§ **Exercise**
From the data that follows, report how many lines hold the string "last", giving only the number.

== == ==

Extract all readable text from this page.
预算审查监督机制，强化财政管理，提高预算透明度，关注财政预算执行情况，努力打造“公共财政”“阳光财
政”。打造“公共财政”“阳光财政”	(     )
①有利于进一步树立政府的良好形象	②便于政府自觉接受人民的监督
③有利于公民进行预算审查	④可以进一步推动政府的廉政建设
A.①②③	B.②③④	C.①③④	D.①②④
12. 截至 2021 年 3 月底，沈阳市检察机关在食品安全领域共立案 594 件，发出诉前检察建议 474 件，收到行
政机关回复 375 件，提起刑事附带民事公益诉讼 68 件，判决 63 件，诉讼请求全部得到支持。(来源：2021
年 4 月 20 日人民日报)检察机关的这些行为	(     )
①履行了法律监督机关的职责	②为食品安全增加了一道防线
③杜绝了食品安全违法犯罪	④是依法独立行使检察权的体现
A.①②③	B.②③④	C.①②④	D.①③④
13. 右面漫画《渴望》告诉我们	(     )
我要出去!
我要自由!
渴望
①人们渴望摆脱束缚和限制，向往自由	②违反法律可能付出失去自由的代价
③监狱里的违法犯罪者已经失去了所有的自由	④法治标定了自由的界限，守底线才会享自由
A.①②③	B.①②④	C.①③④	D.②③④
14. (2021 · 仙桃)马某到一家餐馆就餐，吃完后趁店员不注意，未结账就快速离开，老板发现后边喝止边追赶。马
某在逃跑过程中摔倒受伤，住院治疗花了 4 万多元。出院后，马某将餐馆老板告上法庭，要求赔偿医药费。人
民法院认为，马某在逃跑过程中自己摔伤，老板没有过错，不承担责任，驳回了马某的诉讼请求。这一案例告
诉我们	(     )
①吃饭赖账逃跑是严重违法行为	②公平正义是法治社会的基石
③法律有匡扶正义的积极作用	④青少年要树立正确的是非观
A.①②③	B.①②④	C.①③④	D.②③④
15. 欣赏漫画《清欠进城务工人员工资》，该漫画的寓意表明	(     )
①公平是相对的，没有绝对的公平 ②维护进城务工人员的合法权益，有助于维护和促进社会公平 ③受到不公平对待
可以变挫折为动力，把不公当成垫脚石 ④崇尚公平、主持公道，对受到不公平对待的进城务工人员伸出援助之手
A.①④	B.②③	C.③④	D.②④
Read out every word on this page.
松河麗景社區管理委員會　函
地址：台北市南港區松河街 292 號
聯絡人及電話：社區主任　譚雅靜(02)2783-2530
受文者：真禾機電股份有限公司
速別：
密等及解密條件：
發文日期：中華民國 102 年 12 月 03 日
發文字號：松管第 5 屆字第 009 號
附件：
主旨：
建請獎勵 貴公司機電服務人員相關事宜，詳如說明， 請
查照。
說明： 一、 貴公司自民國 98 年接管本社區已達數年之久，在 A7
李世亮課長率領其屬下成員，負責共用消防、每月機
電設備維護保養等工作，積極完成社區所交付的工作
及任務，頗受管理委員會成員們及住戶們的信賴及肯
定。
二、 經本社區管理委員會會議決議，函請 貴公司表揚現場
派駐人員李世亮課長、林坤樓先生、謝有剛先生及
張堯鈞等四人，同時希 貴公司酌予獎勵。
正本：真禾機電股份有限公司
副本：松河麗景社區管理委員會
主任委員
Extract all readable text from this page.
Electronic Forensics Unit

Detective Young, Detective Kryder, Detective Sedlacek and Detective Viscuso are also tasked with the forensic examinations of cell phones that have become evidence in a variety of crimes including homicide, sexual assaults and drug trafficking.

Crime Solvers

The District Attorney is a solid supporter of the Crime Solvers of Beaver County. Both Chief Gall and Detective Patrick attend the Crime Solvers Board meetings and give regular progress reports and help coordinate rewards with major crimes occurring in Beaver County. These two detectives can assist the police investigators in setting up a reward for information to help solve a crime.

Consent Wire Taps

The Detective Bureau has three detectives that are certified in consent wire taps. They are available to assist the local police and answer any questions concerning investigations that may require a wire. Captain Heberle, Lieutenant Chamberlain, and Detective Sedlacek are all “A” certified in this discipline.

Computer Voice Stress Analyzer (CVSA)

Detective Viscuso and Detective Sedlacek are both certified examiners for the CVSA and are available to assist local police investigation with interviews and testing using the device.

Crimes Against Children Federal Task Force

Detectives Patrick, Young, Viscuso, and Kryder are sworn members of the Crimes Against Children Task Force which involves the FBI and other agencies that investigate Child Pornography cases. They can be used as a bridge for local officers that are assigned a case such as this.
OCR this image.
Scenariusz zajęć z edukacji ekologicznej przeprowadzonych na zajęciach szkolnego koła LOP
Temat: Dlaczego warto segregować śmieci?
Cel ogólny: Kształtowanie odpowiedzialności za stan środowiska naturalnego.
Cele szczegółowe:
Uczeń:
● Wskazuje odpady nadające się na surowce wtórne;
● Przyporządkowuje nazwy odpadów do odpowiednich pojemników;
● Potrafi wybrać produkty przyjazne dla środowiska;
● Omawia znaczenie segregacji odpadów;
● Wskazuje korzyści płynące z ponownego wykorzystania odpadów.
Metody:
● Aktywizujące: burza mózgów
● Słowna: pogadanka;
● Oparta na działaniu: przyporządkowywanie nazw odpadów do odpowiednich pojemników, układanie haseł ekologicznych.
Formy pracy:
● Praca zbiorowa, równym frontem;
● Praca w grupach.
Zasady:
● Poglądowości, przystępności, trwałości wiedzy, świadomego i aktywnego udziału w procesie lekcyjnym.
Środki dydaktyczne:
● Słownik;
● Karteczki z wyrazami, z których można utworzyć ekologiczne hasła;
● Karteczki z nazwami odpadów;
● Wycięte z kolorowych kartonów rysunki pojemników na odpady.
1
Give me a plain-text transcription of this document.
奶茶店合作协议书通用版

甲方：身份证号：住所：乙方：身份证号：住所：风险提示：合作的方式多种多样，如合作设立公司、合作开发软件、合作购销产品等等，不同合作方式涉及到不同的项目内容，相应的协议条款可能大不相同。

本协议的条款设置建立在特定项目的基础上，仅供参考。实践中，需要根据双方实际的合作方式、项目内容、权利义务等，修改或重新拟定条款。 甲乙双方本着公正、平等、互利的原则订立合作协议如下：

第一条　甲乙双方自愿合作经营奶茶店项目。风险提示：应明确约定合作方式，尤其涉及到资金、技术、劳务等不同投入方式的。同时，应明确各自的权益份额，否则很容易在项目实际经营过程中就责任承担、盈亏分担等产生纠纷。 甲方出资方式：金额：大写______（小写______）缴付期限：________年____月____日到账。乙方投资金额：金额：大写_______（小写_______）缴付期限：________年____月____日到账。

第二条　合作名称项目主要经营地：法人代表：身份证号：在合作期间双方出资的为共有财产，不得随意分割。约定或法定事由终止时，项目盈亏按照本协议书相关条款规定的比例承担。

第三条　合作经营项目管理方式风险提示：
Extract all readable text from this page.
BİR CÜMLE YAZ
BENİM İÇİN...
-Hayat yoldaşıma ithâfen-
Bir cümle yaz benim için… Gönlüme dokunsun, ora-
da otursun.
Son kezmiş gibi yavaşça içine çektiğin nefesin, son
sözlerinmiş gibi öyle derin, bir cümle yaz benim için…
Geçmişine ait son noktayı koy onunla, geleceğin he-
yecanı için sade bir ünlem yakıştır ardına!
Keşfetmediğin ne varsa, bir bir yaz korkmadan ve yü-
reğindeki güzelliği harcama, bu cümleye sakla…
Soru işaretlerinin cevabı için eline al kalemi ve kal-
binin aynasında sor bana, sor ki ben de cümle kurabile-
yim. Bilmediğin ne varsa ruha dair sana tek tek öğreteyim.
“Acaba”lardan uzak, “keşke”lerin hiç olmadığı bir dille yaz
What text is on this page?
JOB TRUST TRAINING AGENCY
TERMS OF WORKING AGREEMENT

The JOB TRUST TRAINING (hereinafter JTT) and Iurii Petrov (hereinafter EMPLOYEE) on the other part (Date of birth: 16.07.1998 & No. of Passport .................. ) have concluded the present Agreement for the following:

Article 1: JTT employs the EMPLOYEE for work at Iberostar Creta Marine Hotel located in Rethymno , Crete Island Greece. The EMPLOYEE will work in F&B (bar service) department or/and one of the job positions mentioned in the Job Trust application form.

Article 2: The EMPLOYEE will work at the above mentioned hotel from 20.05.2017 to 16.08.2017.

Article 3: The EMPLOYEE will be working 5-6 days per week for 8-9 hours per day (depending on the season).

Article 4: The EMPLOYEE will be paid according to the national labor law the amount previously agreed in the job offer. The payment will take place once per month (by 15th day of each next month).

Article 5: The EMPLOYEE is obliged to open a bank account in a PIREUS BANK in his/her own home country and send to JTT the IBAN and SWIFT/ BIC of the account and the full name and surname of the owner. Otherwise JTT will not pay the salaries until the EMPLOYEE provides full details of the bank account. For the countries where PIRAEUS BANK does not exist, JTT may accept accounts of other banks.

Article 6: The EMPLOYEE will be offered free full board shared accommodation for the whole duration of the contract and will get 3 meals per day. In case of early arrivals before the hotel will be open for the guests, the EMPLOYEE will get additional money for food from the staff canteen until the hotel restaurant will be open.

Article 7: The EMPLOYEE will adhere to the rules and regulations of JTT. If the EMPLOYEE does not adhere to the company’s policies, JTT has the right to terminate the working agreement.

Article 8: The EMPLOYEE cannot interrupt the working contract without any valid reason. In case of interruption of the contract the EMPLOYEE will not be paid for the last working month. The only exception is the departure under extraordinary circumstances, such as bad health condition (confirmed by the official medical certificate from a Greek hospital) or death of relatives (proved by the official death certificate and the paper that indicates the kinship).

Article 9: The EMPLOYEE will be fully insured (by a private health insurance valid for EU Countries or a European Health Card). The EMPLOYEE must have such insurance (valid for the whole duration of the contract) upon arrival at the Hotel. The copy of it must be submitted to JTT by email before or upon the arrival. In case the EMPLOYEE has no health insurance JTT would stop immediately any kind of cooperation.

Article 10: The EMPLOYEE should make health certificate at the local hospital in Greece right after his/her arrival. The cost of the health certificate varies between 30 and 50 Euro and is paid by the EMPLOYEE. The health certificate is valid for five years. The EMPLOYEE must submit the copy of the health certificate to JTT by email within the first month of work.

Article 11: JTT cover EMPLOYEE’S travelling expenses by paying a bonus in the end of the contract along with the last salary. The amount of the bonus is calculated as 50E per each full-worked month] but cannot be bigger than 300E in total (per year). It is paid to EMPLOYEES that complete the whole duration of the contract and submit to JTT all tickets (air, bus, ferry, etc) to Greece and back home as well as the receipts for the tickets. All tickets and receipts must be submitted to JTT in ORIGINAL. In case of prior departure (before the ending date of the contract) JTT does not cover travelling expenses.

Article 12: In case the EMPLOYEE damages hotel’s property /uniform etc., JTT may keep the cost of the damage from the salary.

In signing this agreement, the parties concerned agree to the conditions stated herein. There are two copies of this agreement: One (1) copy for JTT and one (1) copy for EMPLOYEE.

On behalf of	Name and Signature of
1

== == ==

§ **Response to this exercise**
2